# Task statement:
Reproduce the listing exactly and skip over any pictures.

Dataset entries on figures
▬▬▬▬▬▬
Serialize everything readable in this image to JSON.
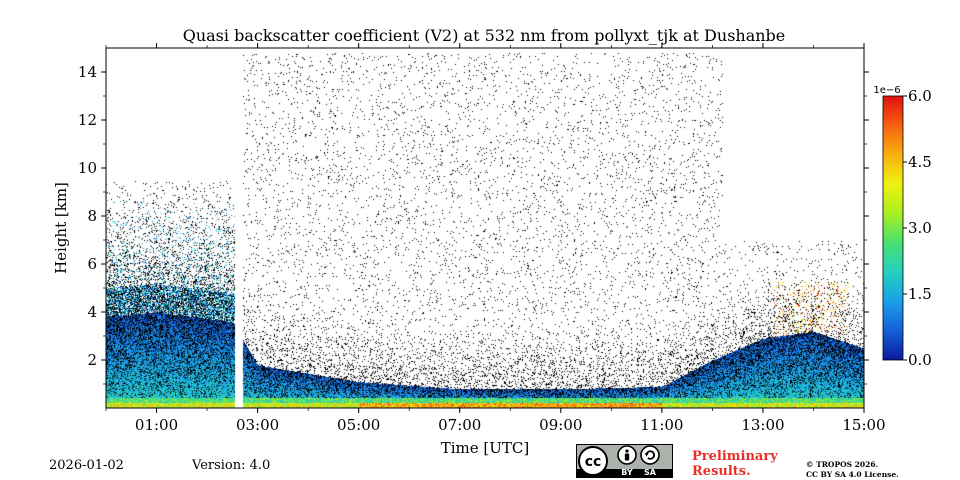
{
  "chart_data": {
    "type": "heatmap",
    "title": "Quasi backscatter coefficient (V2) at 532 nm from pollyxt_tjk at Dushanbe",
    "xlabel": "Time [UTC]",
    "ylabel": "Height [km]",
    "x_range_hours": [
      0,
      15
    ],
    "y_range_km": [
      0,
      15
    ],
    "x_ticks": [
      {
        "value": 1,
        "label": "01:00"
      },
      {
        "value": 3,
        "label": "03:00"
      },
      {
        "value": 5,
        "label": "05:00"
      },
      {
        "value": 7,
        "label": "07:00"
      },
      {
        "value": 9,
        "label": "09:00"
      },
      {
        "value": 11,
        "label": "11:00"
      },
      {
        "value": 13,
        "label": "13:00"
      },
      {
        "value": 15,
        "label": "15:00"
      }
    ],
    "y_ticks": [
      {
        "value": 2,
        "label": "2"
      },
      {
        "value": 4,
        "label": "4"
      },
      {
        "value": 6,
        "label": "6"
      },
      {
        "value": 8,
        "label": "8"
      },
      {
        "value": 10,
        "label": "10"
      },
      {
        "value": 12,
        "label": "12"
      },
      {
        "value": 14,
        "label": "14"
      }
    ],
    "colorbar": {
      "range": [
        0.0,
        6.0
      ],
      "scale_label": "1e−6",
      "ticks": [
        {
          "value": 0.0,
          "label": "0.0"
        },
        {
          "value": 1.5,
          "label": "1.5"
        },
        {
          "value": 3.0,
          "label": "3.0"
        },
        {
          "value": 4.5,
          "label": "4.5"
        },
        {
          "value": 6.0,
          "label": "6.0"
        }
      ],
      "colormap": [
        "#0a1a9e",
        "#1560d8",
        "#1aa0e8",
        "#25d0c0",
        "#48e070",
        "#a8f020",
        "#f0f010",
        "#f8b010",
        "#f86010",
        "#e01010"
      ]
    },
    "data_gap_hours": [
      2.55,
      2.7
    ],
    "boundary_layer_top_km": [
      {
        "t": 0.0,
        "h": 3.8
      },
      {
        "t": 1.0,
        "h": 4.0
      },
      {
        "t": 2.5,
        "h": 3.6
      },
      {
        "t": 3.0,
        "h": 1.8
      },
      {
        "t": 5.0,
        "h": 1.1
      },
      {
        "t": 7.0,
        "h": 0.8
      },
      {
        "t": 9.0,
        "h": 0.8
      },
      {
        "t": 11.0,
        "h": 0.9
      },
      {
        "t": 12.0,
        "h": 2.0
      },
      {
        "t": 13.0,
        "h": 2.9
      },
      {
        "t": 14.0,
        "h": 3.2
      },
      {
        "t": 15.0,
        "h": 2.5
      }
    ]
  },
  "footer": {
    "date": "2026-01-02",
    "version": "Version: 4.0",
    "preliminary_line1": "Preliminary",
    "preliminary_line2": "Results.",
    "copyright_line1": "© TROPOS 2026.",
    "copyright_line2": "CC BY SA 4.0 License.",
    "cc_labels": {
      "cc": "cc",
      "by": "BY",
      "sa": "SA"
    },
    "cc_icons": [
      "cc-icon",
      "person-icon",
      "share-alike-icon"
    ]
  }
}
▬▬▬▬▬▬
# Exercise output:
Serialize everything readable in this image to JSON.
{
  "chart_data": {
    "type": "heatmap",
    "title": "Quasi backscatter coefficient (V2) at 532 nm from pollyxt_tjk at Dushanbe",
    "xlabel": "Time [UTC]",
    "ylabel": "Height [km]",
    "x_range_hours": [
      0,
      15
    ],
    "y_range_km": [
      0,
      15
    ],
    "x_ticks": [
      {
        "value": 1,
        "label": "01:00"
      },
      {
        "value": 3,
        "label": "03:00"
      },
      {
        "value": 5,
        "label": "05:00"
      },
      {
        "value": 7,
        "label": "07:00"
      },
      {
        "value": 9,
        "label": "09:00"
      },
      {
        "value": 11,
        "label": "11:00"
      },
      {
        "value": 13,
        "label": "13:00"
      },
      {
        "value": 15,
        "label": "15:00"
      }
    ],
    "y_ticks": [
      {
        "value": 2,
        "label": "2"
      },
      {
        "value": 4,
        "label": "4"
      },
      {
        "value": 6,
        "label": "6"
      },
      {
        "value": 8,
        "label": "8"
      },
      {
        "value": 10,
        "label": "10"
      },
      {
        "value": 12,
        "label": "12"
      },
      {
        "value": 14,
        "label": "14"
      }
    ],
    "colorbar": {
      "range": [
        0.0,
        6.0
      ],
      "scale_label": "1e−6",
      "ticks": [
        {
          "value": 0.0,
          "label": "0.0"
        },
        {
          "value": 1.5,
          "label": "1.5"
        },
        {
          "value": 3.0,
          "label": "3.0"
        },
        {
          "value": 4.5,
          "label": "4.5"
        },
        {
          "value": 6.0,
          "label": "6.0"
        }
      ],
      "colormap": [
        "#0a1a9e",
        "#1560d8",
        "#1aa0e8",
        "#25d0c0",
        "#48e070",
        "#a8f020",
        "#f0f010",
        "#f8b010",
        "#f86010",
        "#e01010"
      ]
    },
    "data_gap_hours": [
      2.55,
      2.7
    ],
    "boundary_layer_top_km": [
      {
        "t": 0.0,
        "h": 3.8
      },
      {
        "t": 1.0,
        "h": 4.0
      },
      {
        "t": 2.5,
        "h": 3.6
      },
      {
        "t": 3.0,
        "h": 1.8
      },
      {
        "t": 5.0,
        "h": 1.1
      },
      {
        "t": 7.0,
        "h": 0.8
      },
      {
        "t": 9.0,
        "h": 0.8
      },
      {
        "t": 11.0,
        "h": 0.9
      },
      {
        "t": 12.0,
        "h": 2.0
      },
      {
        "t": 13.0,
        "h": 2.9
      },
      {
        "t": 14.0,
        "h": 3.2
      },
      {
        "t": 15.0,
        "h": 2.5
      }
    ]
  },
  "footer": {
    "date": "2026-01-02",
    "version": "Version: 4.0",
    "preliminary_line1": "Preliminary",
    "preliminary_line2": "Results.",
    "copyright_line1": "© TROPOS 2026.",
    "copyright_line2": "CC BY SA 4.0 License.",
    "cc_labels": {
      "cc": "cc",
      "by": "BY",
      "sa": "SA"
    },
    "cc_icons": [
      "cc-icon",
      "person-icon",
      "share-alike-icon"
    ]
  }
}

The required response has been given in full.